→ **PROBLEM STATEMENT**: Gather all lines in the records below that include the word "women".

★ ★ ★

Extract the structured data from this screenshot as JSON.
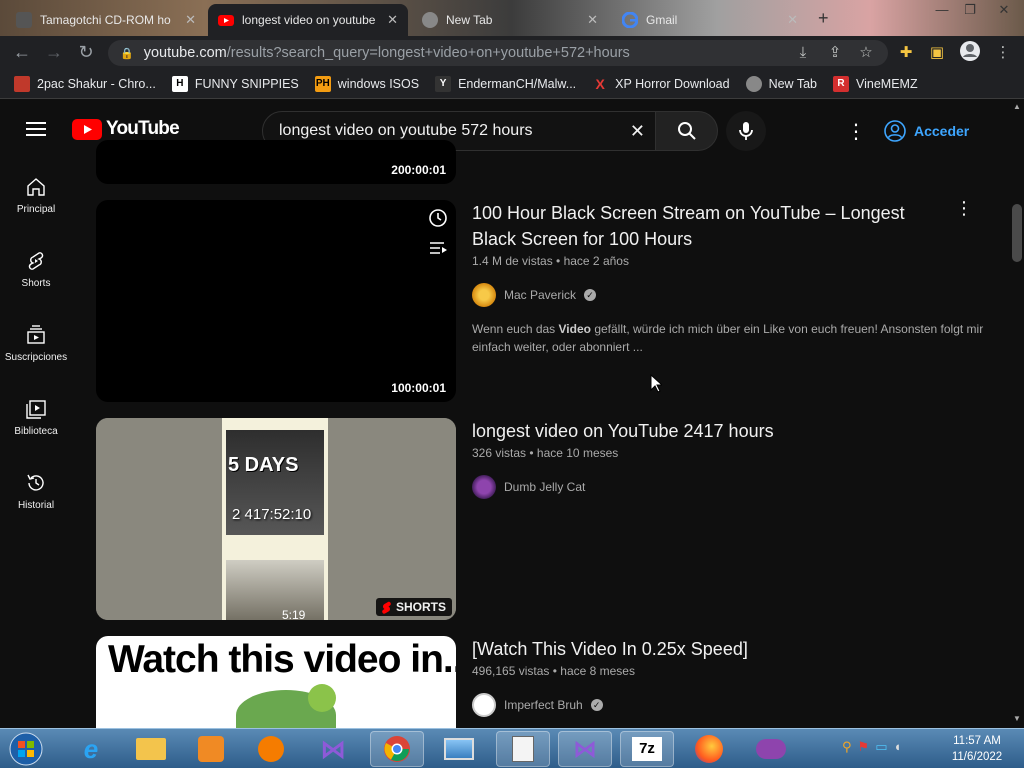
{
  "browser": {
    "tabs": [
      {
        "label": "Tamagotchi CD-ROM ho",
        "favicon": "tab-favicon-generic"
      },
      {
        "label": "longest video on youtube",
        "favicon": "youtube-icon",
        "active": true
      },
      {
        "label": "New Tab",
        "favicon": "globe-icon"
      },
      {
        "label": "Gmail",
        "favicon": "google-icon"
      }
    ],
    "url_host": "youtube.com",
    "url_path": "/results?search_query=longest+video+on+youtube+572+hours",
    "bookmarks": [
      {
        "label": "2pac Shakur - Chro...",
        "icon": "2pac-icon",
        "color": "#c0392b"
      },
      {
        "label": "FUNNY SNIPPIES",
        "icon": "h-icon",
        "color": "#333333"
      },
      {
        "label": "windows ISOS",
        "icon": "ph-icon",
        "color": "#f39c12"
      },
      {
        "label": "EndermanCH/Malw...",
        "icon": "yt-dark-icon",
        "color": "#555555"
      },
      {
        "label": "XP Horror Download",
        "icon": "x-icon",
        "color": "#e53935"
      },
      {
        "label": "New Tab",
        "icon": "globe-icon",
        "color": "#888888"
      },
      {
        "label": "VineMEMZ",
        "icon": "r-icon",
        "color": "#d32f2f"
      }
    ]
  },
  "youtube": {
    "logo_text": "YouTube",
    "search_value": "longest video on youtube 572 hours",
    "signin_label": "Acceder",
    "sidebar": [
      {
        "label": "Principal",
        "icon": "home-icon"
      },
      {
        "label": "Shorts",
        "icon": "shorts-icon"
      },
      {
        "label": "Suscripciones",
        "icon": "subscriptions-icon"
      },
      {
        "label": "Biblioteca",
        "icon": "library-icon"
      },
      {
        "label": "Historial",
        "icon": "history-icon"
      }
    ],
    "results": [
      {
        "duration": "200:00:01"
      },
      {
        "title": "100 Hour Black Screen Stream on YouTube – Longest Black Screen for 100 Hours",
        "views": "1.4 M de vistas",
        "age": "hace 2 años",
        "channel": "Mac Paverick",
        "verified": true,
        "desc_pre": "Wenn euch das ",
        "desc_bold": "Video",
        "desc_post": " gefällt, würde ich mich über ein Like von euch freuen! Ansonsten folgt mir einfach weiter, oder abonniert ...",
        "duration": "100:00:01"
      },
      {
        "title": "longest video on YouTube 2417 hours",
        "views": "326 vistas",
        "age": "hace 10 meses",
        "channel": "Dumb Jelly Cat",
        "verified": false,
        "overlay_days": "5 DAYS",
        "overlay_time": "2 417:52:10",
        "overlay_small": "5:19",
        "shorts_label": "SHORTS"
      },
      {
        "title": "[Watch This Video In 0.25x Speed]",
        "views": "496,165 vistas",
        "age": "hace 8 meses",
        "channel": "Imperfect Bruh",
        "verified": true,
        "thumb_text": "Watch this video in..."
      }
    ]
  },
  "taskbar": {
    "clock_time": "11:57 AM",
    "clock_date": "11/6/2022",
    "apps": [
      "start-orb-icon",
      "internet-explorer-icon",
      "file-explorer-icon",
      "media-player-icon",
      "vlc-icon",
      "visual-studio-icon",
      "chrome-icon",
      "photo-viewer-icon",
      "notepad-icon",
      "visual-studio-installer-icon",
      "7zip-icon",
      "firefox-icon",
      "mask-icon"
    ]
  }
}
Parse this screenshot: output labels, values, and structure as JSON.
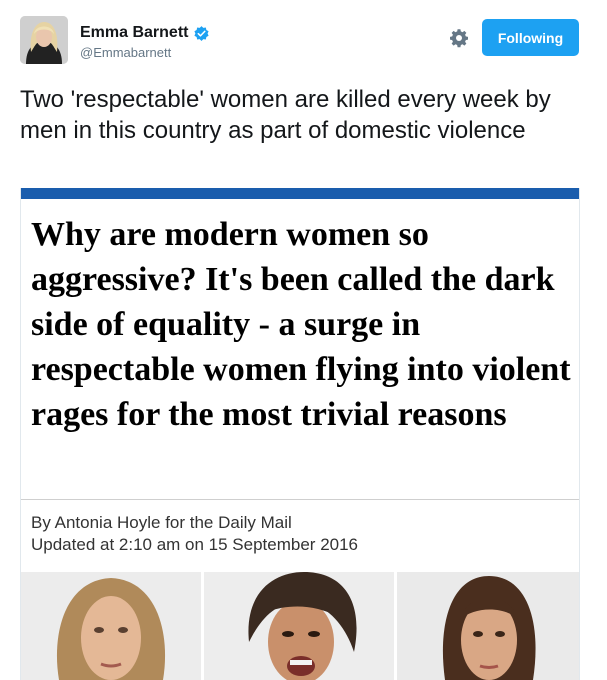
{
  "author": {
    "display_name": "Emma Barnett",
    "handle": "@Emmabarnett",
    "verified": true
  },
  "actions": {
    "follow_label": "Following",
    "gear_icon": "gear-icon"
  },
  "tweet": {
    "text": "Two 'respectable' women are killed every week by men in this country as part of domestic violence"
  },
  "card": {
    "accent_color": "#1a5dad",
    "headline": "Why are modern women so aggressive? It's been called the dark side of equality - a surge in respectable women flying into violent rages for the most trivial reasons",
    "byline": "By Antonia Hoyle for the Daily Mail",
    "updated": "Updated at 2:10 am on 15 September 2016"
  },
  "colors": {
    "follow_button": "#1da1f2",
    "verified_badge": "#1da1f2"
  }
}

★ ★ ★

→ **EXERCISE OUTPUT**:
    "text": "Two 'respectable' women are killed every week by men in this country as part of domestic violence"
    "headline": "Why are modern women so aggressive? It's been called the dark side of equality - a surge in respectable women flying into violent rages for the most trivial reasons",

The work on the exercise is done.